## Begin
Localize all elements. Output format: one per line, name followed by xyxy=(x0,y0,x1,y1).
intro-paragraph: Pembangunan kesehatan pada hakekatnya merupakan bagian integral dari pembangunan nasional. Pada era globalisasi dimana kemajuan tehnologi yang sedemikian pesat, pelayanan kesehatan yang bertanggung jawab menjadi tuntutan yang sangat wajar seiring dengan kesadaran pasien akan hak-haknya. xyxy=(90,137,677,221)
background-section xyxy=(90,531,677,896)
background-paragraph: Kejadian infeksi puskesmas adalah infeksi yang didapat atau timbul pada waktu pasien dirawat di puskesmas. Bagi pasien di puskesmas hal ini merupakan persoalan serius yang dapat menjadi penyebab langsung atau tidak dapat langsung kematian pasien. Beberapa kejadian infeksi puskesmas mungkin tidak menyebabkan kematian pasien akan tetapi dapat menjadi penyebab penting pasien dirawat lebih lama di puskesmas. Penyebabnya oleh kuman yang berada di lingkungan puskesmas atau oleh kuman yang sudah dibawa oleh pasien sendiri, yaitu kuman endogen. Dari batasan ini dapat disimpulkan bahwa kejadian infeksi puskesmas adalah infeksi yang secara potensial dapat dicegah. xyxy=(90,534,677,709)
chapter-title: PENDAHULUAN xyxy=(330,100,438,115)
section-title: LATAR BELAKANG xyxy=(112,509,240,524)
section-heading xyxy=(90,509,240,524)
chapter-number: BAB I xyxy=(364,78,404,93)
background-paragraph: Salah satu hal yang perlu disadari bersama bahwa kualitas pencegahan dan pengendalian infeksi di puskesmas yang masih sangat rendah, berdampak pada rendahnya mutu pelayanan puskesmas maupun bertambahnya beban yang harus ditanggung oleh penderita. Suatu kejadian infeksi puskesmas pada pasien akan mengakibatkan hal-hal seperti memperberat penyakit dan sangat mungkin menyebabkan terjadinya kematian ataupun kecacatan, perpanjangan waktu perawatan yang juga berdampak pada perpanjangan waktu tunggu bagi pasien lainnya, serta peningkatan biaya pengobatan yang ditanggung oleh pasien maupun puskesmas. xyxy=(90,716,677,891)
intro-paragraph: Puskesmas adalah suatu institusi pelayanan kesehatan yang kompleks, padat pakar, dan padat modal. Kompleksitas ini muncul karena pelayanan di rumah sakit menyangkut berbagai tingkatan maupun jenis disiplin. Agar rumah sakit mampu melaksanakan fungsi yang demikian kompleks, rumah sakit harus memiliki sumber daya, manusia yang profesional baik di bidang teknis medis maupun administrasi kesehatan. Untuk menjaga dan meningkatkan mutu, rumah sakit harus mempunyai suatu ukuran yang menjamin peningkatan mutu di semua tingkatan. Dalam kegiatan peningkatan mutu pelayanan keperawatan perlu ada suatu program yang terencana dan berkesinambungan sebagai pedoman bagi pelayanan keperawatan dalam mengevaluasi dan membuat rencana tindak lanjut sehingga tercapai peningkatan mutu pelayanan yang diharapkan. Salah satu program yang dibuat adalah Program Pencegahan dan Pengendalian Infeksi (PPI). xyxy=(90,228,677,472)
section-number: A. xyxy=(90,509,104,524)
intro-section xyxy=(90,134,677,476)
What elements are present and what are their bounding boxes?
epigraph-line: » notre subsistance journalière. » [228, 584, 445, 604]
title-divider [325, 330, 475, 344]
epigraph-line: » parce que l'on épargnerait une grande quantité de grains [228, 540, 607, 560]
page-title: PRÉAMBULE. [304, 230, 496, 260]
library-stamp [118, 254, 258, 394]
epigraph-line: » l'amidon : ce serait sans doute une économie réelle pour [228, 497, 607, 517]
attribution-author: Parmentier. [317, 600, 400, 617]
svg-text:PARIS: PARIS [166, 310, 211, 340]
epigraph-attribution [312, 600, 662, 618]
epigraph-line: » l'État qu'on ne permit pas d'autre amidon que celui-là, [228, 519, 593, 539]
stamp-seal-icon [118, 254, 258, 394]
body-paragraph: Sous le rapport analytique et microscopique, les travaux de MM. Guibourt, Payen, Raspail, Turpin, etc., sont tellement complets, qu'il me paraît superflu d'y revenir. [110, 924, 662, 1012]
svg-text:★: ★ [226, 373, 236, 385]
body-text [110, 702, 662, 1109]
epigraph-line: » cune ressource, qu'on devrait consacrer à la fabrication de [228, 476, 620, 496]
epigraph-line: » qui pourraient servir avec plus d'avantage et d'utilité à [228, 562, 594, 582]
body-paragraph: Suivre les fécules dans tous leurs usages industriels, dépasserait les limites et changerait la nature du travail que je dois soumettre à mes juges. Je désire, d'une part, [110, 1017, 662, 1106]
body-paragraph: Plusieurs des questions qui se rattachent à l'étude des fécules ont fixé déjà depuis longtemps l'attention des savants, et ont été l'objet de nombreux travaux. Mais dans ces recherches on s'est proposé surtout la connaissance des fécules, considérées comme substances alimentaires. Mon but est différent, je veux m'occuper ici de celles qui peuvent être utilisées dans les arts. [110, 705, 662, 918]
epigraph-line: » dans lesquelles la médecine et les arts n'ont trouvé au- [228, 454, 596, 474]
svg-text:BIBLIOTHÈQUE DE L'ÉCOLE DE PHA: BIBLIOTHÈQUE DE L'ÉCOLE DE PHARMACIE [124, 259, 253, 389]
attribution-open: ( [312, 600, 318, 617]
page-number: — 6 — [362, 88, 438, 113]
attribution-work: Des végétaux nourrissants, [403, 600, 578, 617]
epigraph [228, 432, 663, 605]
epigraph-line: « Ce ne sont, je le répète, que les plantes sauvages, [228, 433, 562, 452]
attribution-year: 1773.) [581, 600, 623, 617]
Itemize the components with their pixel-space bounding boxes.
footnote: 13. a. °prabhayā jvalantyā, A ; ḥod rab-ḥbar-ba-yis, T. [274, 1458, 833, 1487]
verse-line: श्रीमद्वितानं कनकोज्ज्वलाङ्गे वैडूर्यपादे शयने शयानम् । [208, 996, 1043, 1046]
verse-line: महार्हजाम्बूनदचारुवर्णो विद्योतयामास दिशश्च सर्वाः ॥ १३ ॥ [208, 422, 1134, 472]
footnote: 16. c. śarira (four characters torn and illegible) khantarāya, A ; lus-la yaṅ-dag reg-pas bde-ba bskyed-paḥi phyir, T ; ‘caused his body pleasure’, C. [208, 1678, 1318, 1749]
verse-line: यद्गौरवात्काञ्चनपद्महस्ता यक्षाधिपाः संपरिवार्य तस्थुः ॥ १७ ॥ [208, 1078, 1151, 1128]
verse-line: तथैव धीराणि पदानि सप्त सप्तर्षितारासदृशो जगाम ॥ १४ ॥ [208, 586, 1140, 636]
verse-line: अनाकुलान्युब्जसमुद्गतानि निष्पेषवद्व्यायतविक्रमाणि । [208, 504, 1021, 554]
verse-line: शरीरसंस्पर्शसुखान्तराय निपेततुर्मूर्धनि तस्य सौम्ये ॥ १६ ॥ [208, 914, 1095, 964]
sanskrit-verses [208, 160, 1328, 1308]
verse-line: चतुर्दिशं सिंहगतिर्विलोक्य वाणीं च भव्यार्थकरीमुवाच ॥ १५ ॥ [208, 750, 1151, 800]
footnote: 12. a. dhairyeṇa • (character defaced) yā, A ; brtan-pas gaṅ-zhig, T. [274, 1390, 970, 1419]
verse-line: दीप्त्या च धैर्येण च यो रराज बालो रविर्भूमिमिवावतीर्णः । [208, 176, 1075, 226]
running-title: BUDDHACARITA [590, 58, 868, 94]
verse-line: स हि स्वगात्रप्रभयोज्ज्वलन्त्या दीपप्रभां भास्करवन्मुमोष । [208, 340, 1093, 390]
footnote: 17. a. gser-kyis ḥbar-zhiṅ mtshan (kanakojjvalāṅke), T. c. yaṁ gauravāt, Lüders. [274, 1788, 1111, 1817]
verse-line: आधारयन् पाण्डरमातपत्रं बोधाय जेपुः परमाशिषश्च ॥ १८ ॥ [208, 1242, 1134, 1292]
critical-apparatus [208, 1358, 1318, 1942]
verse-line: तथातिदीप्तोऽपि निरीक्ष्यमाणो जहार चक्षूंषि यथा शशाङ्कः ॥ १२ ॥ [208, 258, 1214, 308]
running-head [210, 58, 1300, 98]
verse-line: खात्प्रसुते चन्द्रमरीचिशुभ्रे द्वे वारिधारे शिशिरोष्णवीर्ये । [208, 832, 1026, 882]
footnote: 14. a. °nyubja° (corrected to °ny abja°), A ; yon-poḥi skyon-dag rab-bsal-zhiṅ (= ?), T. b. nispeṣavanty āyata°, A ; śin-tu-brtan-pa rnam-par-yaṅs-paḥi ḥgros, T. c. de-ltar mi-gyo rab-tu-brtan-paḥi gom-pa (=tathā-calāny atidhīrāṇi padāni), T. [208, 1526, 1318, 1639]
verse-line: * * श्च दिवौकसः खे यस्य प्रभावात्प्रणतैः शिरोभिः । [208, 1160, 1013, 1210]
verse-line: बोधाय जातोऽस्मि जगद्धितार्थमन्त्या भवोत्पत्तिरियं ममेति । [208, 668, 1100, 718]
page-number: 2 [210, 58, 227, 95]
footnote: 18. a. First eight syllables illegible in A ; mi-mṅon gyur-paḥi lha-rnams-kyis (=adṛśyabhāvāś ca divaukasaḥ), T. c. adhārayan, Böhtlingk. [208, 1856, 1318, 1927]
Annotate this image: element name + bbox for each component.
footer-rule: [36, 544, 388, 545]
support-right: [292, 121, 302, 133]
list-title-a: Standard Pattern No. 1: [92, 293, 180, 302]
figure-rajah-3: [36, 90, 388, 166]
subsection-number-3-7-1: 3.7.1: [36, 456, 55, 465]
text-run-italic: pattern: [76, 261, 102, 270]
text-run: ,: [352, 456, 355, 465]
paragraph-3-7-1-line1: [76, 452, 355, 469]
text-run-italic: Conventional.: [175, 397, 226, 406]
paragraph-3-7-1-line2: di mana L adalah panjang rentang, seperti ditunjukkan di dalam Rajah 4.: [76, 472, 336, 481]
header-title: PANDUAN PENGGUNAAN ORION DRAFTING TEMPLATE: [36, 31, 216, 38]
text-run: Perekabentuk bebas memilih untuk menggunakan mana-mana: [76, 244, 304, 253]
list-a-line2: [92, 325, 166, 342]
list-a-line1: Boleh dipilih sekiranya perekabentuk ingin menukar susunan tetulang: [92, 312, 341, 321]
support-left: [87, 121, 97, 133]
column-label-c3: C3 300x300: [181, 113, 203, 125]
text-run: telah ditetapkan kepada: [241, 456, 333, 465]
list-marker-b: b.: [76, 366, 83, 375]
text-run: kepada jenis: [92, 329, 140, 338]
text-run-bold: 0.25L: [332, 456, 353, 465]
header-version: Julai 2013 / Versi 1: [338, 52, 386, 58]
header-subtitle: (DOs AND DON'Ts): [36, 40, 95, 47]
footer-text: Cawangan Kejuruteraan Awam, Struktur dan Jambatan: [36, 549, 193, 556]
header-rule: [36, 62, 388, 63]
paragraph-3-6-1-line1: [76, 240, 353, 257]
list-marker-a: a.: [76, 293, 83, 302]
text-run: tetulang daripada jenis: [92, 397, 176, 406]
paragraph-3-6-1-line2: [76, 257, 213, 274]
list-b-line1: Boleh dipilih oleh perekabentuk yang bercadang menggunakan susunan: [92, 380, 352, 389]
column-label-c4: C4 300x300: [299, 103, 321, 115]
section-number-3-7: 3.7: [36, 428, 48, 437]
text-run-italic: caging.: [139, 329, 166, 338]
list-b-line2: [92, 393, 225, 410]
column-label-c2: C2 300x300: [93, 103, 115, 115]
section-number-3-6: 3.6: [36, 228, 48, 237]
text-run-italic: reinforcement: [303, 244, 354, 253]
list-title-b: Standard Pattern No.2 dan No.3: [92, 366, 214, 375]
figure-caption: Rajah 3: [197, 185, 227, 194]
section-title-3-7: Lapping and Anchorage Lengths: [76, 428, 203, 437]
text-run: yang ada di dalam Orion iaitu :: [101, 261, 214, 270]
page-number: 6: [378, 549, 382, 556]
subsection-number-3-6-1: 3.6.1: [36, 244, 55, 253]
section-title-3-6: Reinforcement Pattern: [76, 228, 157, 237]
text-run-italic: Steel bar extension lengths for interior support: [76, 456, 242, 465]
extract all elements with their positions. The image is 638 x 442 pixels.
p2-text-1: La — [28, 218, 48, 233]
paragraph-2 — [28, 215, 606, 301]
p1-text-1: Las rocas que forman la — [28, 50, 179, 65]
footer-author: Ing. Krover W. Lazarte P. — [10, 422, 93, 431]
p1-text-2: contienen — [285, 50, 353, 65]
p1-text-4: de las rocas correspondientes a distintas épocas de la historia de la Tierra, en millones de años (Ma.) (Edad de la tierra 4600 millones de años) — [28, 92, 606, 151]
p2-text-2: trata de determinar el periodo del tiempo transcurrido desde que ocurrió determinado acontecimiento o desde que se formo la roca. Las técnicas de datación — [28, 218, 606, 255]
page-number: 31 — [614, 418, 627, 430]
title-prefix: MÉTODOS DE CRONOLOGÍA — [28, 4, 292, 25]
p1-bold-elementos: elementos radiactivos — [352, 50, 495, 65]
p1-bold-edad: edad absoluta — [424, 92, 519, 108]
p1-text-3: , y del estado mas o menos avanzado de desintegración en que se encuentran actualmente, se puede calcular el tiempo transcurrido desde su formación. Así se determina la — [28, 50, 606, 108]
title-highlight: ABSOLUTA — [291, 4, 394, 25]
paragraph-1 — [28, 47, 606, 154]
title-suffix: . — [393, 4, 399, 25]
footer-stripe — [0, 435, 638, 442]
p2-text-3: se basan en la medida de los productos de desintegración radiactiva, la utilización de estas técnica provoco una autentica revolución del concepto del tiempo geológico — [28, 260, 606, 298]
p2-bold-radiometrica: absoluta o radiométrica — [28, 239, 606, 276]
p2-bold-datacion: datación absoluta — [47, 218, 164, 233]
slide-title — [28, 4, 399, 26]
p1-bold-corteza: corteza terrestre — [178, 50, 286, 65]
## End
> **Directions**
Starting at the top of the rows, format every line up to and including the one with "background-section xyxy=(90,531,677,896)" as a Markdown table with the columns No. and Line. Skip any blank lines.

> **Finished answer**
| No. | Line |
|---|---|
| 1 | Localize all elements. Output format: one per line, name followed by xyxy=(x0,y0,x1,y1). |
| 2 | intro-paragraph: Pembangunan kesehatan pada hakekatnya merupakan bagian integral dari pembangunan nasional. Pada era globalisasi dimana kemajuan tehnologi yang sedemikian pesat, pelayanan kesehatan yang bertanggung jawab menjadi tuntutan yang sangat wajar seiring dengan kesadaran pasien akan hak-haknya. xyxy=(90,137,677,221) |
| 3 | background-section xyxy=(90,531,677,896) |